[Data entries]
* start *

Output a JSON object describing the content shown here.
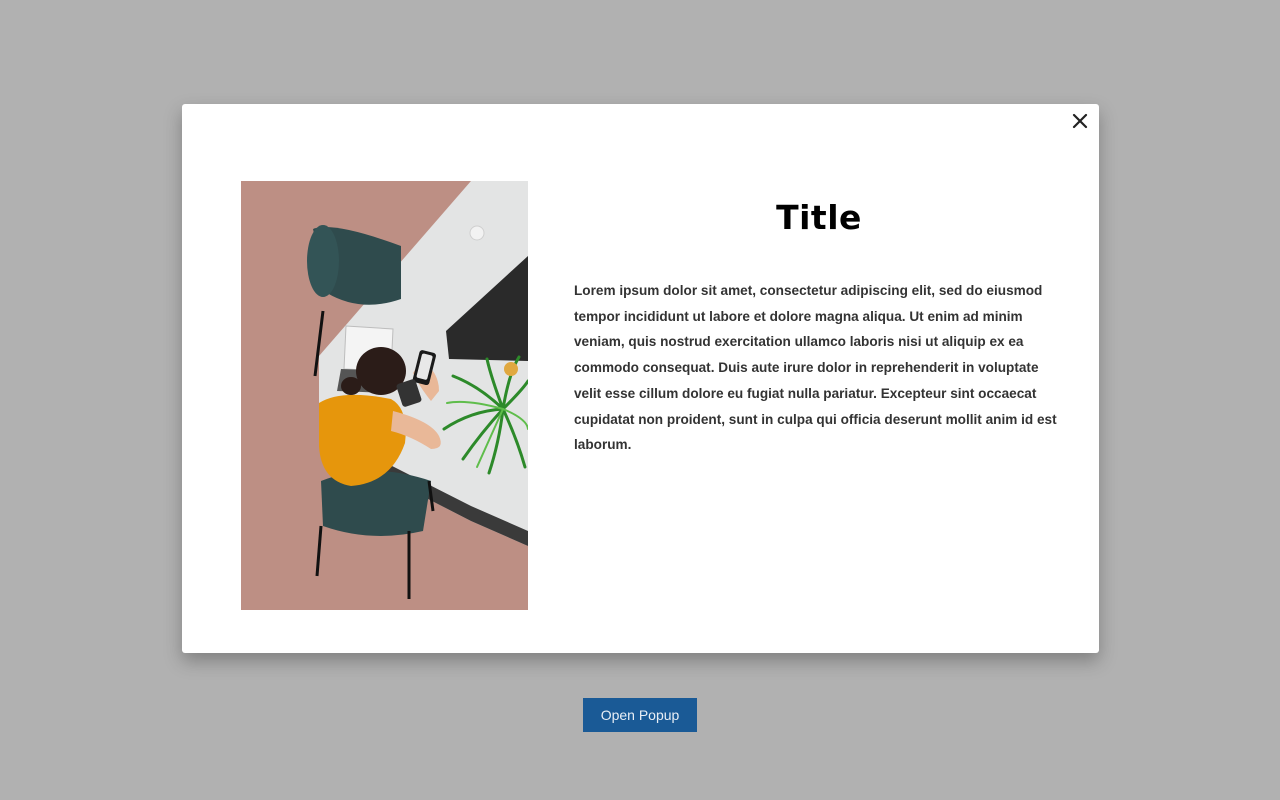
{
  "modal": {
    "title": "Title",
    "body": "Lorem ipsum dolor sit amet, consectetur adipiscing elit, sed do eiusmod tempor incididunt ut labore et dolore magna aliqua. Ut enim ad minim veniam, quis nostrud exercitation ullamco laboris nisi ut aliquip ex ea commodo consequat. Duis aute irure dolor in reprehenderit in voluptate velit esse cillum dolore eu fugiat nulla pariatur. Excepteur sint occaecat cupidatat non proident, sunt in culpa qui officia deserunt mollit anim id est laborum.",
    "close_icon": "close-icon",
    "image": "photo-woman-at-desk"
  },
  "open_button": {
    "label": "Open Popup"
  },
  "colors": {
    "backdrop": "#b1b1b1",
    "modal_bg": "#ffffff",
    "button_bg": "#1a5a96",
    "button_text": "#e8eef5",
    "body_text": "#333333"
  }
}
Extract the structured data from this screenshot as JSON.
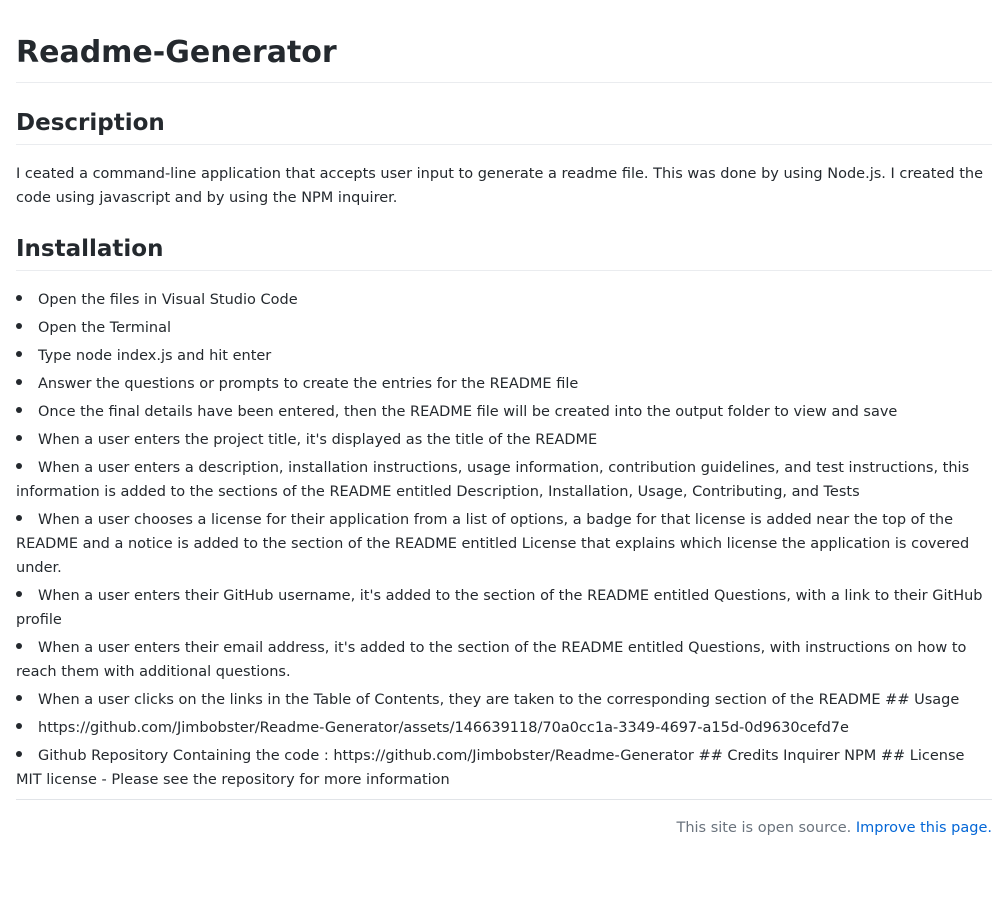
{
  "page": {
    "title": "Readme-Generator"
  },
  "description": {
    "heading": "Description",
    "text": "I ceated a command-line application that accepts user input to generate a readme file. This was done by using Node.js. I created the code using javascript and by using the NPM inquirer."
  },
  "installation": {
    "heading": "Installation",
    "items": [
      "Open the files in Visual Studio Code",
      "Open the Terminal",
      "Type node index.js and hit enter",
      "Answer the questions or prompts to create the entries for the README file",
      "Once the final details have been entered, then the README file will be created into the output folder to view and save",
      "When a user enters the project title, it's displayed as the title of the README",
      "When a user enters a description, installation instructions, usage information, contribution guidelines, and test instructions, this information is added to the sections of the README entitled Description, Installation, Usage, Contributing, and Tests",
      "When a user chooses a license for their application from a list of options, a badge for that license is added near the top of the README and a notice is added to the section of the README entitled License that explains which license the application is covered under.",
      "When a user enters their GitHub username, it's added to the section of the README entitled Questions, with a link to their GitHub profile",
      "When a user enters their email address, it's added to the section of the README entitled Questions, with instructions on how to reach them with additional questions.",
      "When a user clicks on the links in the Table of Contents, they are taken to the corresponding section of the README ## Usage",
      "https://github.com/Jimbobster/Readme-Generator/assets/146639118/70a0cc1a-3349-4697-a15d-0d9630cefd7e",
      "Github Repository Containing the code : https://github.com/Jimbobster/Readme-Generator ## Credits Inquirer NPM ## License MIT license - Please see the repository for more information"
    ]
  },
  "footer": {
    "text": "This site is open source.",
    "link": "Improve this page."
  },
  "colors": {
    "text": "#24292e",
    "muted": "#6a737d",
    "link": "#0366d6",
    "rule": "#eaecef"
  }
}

* end *

▸ Work to be completed:
Search the entries for the word "Jimbobster" and pick out every line that holds it.

▸ Exercise response:
      "https://github.com/Jimbobster/Readme-Generator/assets/146639118/70a0cc1a-3349-4697-a15d-0d9630cefd7e",
      "Github Repository Containing the code : https://github.com/Jimbobster/Readme-Generator ## Credits Inquirer NPM ## License MIT license - Please see the repository for more information"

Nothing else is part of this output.